[STORED ROWS]
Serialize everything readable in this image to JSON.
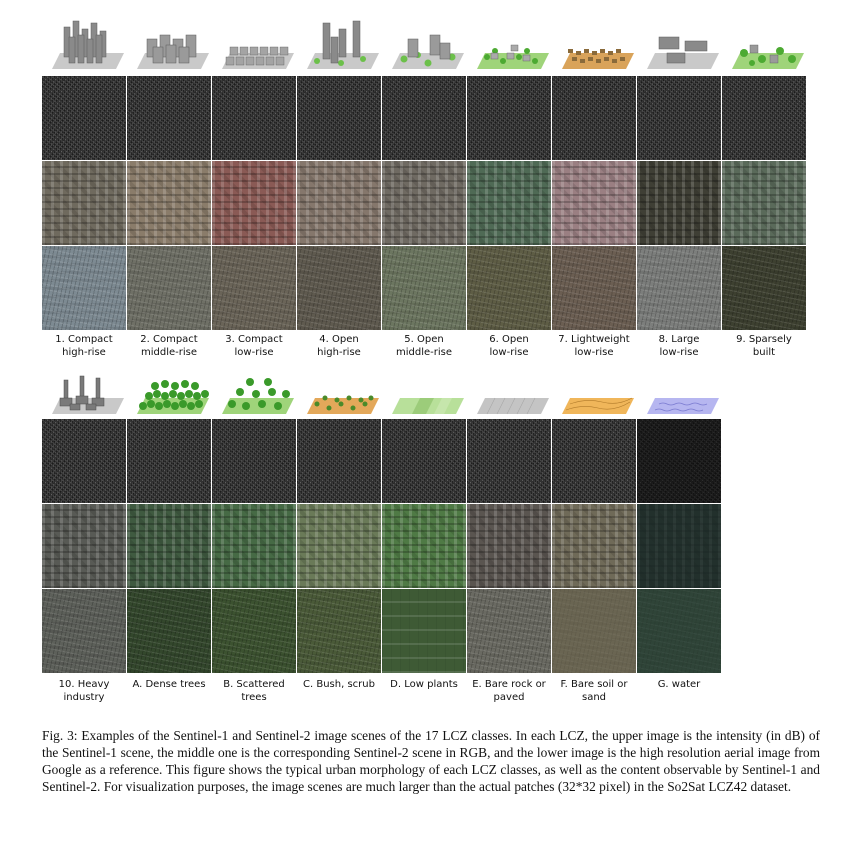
{
  "row1": [
    {
      "label_line1": "1. Compact",
      "label_line2": "high-rise",
      "icon": "compact-high-rise-icon",
      "s2_color": "#6f6a5e",
      "aerial_color": "#7d8a92"
    },
    {
      "label_line1": "2. Compact",
      "label_line2": "middle-rise",
      "icon": "compact-middle-rise-icon",
      "s2_color": "#8a7c6a",
      "aerial_color": "#6f7066"
    },
    {
      "label_line1": "3. Compact",
      "label_line2": "low-rise",
      "icon": "compact-low-rise-icon",
      "s2_color": "#8a5a55",
      "aerial_color": "#6a6458"
    },
    {
      "label_line1": "4. Open",
      "label_line2": "high-rise",
      "icon": "open-high-rise-icon",
      "s2_color": "#85776c",
      "aerial_color": "#5f5a4f"
    },
    {
      "label_line1": "5. Open",
      "label_line2": "middle-rise",
      "icon": "open-middle-rise-icon",
      "s2_color": "#6f6a62",
      "aerial_color": "#6c7660"
    },
    {
      "label_line1": "6. Open",
      "label_line2": "low-rise",
      "icon": "open-low-rise-icon",
      "s2_color": "#4f6a55",
      "aerial_color": "#5e5d45"
    },
    {
      "label_line1": "7. Lightweight",
      "label_line2": "low-rise",
      "icon": "lightweight-low-rise-icon",
      "s2_color": "#9a7f82",
      "aerial_color": "#6b5e52"
    },
    {
      "label_line1": "8. Large",
      "label_line2": "low-rise",
      "icon": "large-low-rise-icon",
      "s2_color": "#3f3f35",
      "aerial_color": "#7c7e7c"
    },
    {
      "label_line1": "9. Sparsely",
      "label_line2": "built",
      "icon": "sparsely-built-icon",
      "s2_color": "#5a6a5a",
      "aerial_color": "#3d4030"
    }
  ],
  "row2": [
    {
      "label_line1": "10. Heavy",
      "label_line2": "industry",
      "icon": "heavy-industry-icon",
      "s2_color": "#585a55",
      "aerial_color": "#5d605a"
    },
    {
      "label_line1": "A. Dense trees",
      "label_line2": "",
      "icon": "dense-trees-icon",
      "s2_color": "#3f5a40",
      "aerial_color": "#33472c"
    },
    {
      "label_line1": "B. Scattered",
      "label_line2": "trees",
      "icon": "scattered-trees-icon",
      "s2_color": "#466a45",
      "aerial_color": "#3c5230"
    },
    {
      "label_line1": "C. Bush, scrub",
      "label_line2": "",
      "icon": "bush-scrub-icon",
      "s2_color": "#6a7a58",
      "aerial_color": "#4a5a38"
    },
    {
      "label_line1": "D. Low plants",
      "label_line2": "",
      "icon": "low-plants-icon",
      "s2_color": "#4f7a45",
      "aerial_color": "#3e5a35"
    },
    {
      "label_line1": "E. Bare rock or",
      "label_line2": "paved",
      "icon": "bare-rock-paved-icon",
      "s2_color": "#5a5550",
      "aerial_color": "#6a6a62"
    },
    {
      "label_line1": "F. Bare soil or",
      "label_line2": "sand",
      "icon": "bare-soil-sand-icon",
      "s2_color": "#6f6a58",
      "aerial_color": "#6a6552"
    },
    {
      "label_line1": "G. water",
      "label_line2": "",
      "icon": "water-icon",
      "s2_color": "#22302c",
      "aerial_color": "#2f4438"
    }
  ],
  "caption": "Fig. 3: Examples of the Sentinel-1 and Sentinel-2 image scenes of the 17 LCZ classes. In each LCZ, the upper image is the intensity (in dB) of the Sentinel-1 scene, the middle one is the corresponding Sentinel-2 scene in RGB, and the lower image is the high resolution aerial image from Google as a reference. This figure shows the typical urban morphology of each LCZ classes, as well as the content observable by Sentinel-1 and Sentinel-2. For visualization purposes, the image scenes are much larger than the actual patches (32*32 pixel) in the So2Sat LCZ42 dataset."
}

[REQUIREMENT] Copy out every line from the records that has the word "plants".

[EXERCISE ANSWER]
      "label_line1": "D. Low plants",
      "icon": "low-plants-icon",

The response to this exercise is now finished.